Given request: Wherever the word "this" appears in a line, copy that line.

Record list:

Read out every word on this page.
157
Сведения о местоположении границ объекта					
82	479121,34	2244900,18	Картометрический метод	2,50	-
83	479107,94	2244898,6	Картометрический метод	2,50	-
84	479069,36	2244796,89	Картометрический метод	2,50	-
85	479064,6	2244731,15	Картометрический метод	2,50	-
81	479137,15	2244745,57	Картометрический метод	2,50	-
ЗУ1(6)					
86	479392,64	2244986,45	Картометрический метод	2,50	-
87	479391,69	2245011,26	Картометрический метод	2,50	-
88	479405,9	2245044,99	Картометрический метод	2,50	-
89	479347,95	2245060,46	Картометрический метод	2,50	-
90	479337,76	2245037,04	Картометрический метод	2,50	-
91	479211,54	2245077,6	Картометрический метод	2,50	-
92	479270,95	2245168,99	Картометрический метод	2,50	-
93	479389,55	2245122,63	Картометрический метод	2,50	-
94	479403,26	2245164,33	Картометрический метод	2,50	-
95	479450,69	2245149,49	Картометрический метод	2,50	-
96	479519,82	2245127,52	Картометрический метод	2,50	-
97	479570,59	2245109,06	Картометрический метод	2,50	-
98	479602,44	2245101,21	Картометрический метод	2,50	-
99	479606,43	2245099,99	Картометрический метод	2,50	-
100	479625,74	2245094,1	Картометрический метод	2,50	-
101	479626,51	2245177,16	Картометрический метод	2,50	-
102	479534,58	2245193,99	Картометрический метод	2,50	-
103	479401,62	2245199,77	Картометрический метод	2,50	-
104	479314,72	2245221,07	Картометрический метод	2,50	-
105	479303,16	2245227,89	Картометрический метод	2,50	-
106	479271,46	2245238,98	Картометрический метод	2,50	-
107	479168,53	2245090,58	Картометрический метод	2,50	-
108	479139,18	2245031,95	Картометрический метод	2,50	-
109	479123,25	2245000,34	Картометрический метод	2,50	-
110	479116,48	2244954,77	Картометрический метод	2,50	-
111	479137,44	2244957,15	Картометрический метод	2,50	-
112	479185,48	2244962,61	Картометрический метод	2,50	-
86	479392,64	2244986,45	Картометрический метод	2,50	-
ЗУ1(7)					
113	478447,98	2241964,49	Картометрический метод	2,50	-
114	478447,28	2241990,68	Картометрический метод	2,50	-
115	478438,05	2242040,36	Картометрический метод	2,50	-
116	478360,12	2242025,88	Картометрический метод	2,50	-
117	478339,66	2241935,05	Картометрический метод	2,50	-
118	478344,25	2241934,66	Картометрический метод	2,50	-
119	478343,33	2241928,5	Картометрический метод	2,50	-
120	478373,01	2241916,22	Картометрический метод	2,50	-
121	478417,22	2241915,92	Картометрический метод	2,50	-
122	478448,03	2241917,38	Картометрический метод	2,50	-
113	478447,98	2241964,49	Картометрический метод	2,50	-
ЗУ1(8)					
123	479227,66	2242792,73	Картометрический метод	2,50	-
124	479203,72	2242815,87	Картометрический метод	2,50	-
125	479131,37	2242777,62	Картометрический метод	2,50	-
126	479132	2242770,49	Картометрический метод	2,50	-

---

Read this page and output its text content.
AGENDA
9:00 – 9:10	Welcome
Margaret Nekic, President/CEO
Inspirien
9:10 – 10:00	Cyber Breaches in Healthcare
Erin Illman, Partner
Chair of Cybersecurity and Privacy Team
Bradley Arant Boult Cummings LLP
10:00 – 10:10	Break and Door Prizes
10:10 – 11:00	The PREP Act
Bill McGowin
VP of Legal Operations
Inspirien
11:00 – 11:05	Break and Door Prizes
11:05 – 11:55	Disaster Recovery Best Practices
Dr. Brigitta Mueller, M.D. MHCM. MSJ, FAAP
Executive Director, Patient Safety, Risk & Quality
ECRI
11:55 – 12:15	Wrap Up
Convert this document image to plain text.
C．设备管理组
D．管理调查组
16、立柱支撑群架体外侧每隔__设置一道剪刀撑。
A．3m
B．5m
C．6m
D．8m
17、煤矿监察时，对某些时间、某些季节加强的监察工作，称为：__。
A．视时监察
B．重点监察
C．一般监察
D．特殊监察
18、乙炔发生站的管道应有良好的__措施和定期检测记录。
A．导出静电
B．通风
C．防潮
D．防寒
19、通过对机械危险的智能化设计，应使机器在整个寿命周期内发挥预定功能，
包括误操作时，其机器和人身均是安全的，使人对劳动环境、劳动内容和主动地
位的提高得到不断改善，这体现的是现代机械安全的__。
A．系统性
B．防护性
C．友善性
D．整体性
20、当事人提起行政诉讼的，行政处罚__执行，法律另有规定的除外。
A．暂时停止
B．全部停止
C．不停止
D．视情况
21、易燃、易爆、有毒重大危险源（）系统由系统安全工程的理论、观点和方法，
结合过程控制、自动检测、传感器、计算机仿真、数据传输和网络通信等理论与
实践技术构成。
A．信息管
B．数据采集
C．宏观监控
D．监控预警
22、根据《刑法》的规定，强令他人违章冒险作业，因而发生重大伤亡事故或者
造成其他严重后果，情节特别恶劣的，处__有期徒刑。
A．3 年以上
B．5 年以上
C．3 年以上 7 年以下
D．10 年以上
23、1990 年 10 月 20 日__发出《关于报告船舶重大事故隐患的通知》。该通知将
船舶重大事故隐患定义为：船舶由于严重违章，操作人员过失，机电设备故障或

Task solution:
Read out every word on this page.
Read this page and output its text content.
Convert this document image to plain text.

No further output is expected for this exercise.